EXERCISE - Quote each record exactly, please, leaving none out.

---------- RECORDS SHOWN ----------

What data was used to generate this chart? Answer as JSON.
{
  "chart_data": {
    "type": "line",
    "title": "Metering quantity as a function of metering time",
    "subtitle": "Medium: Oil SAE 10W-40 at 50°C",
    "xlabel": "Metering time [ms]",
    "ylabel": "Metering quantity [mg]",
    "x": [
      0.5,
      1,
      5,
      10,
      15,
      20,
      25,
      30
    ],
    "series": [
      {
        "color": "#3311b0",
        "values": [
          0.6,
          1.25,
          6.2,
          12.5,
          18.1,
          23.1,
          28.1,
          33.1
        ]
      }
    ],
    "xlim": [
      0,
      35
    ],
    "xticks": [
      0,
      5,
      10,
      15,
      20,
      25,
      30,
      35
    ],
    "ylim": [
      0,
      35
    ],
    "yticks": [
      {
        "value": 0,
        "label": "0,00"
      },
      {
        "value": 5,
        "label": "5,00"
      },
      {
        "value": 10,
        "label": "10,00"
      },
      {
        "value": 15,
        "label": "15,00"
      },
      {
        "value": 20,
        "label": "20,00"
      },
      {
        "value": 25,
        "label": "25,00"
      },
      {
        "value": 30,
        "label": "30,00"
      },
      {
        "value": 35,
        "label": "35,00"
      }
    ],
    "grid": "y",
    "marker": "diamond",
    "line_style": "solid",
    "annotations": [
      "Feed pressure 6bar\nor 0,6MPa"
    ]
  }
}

----------

FULL RESPONSE -
What data was used to generate this chart? Answer as JSON.
{
  "chart_data": {
    "type": "line",
    "title": "Metering quantity as a function of metering time",
    "subtitle": "Medium: Oil SAE 10W-40 at 50°C",
    "xlabel": "Metering time [ms]",
    "ylabel": "Metering quantity [mg]",
    "x": [
      0.5,
      1,
      5,
      10,
      15,
      20,
      25,
      30
    ],
    "series": [
      {
        "color": "#3311b0",
        "values": [
          0.6,
          1.25,
          6.2,
          12.5,
          18.1,
          23.1,
          28.1,
          33.1
        ]
      }
    ],
    "xlim": [
      0,
      35
    ],
    "xticks": [
      0,
      5,
      10,
      15,
      20,
      25,
      30,
      35
    ],
    "ylim": [
      0,
      35
    ],
    "yticks": [
      {
        "value": 0,
        "label": "0,00"
      },
      {
        "value": 5,
        "label": "5,00"
      },
      {
        "value": 10,
        "label": "10,00"
      },
      {
        "value": 15,
        "label": "15,00"
      },
      {
        "value": 20,
        "label": "20,00"
      },
      {
        "value": 25,
        "label": "25,00"
      },
      {
        "value": 30,
        "label": "30,00"
      },
      {
        "value": 35,
        "label": "35,00"
      }
    ],
    "grid": "y",
    "marker": "diamond",
    "line_style": "solid",
    "annotations": [
      "Feed pressure 6bar\nor 0,6MPa"
    ]
  }
}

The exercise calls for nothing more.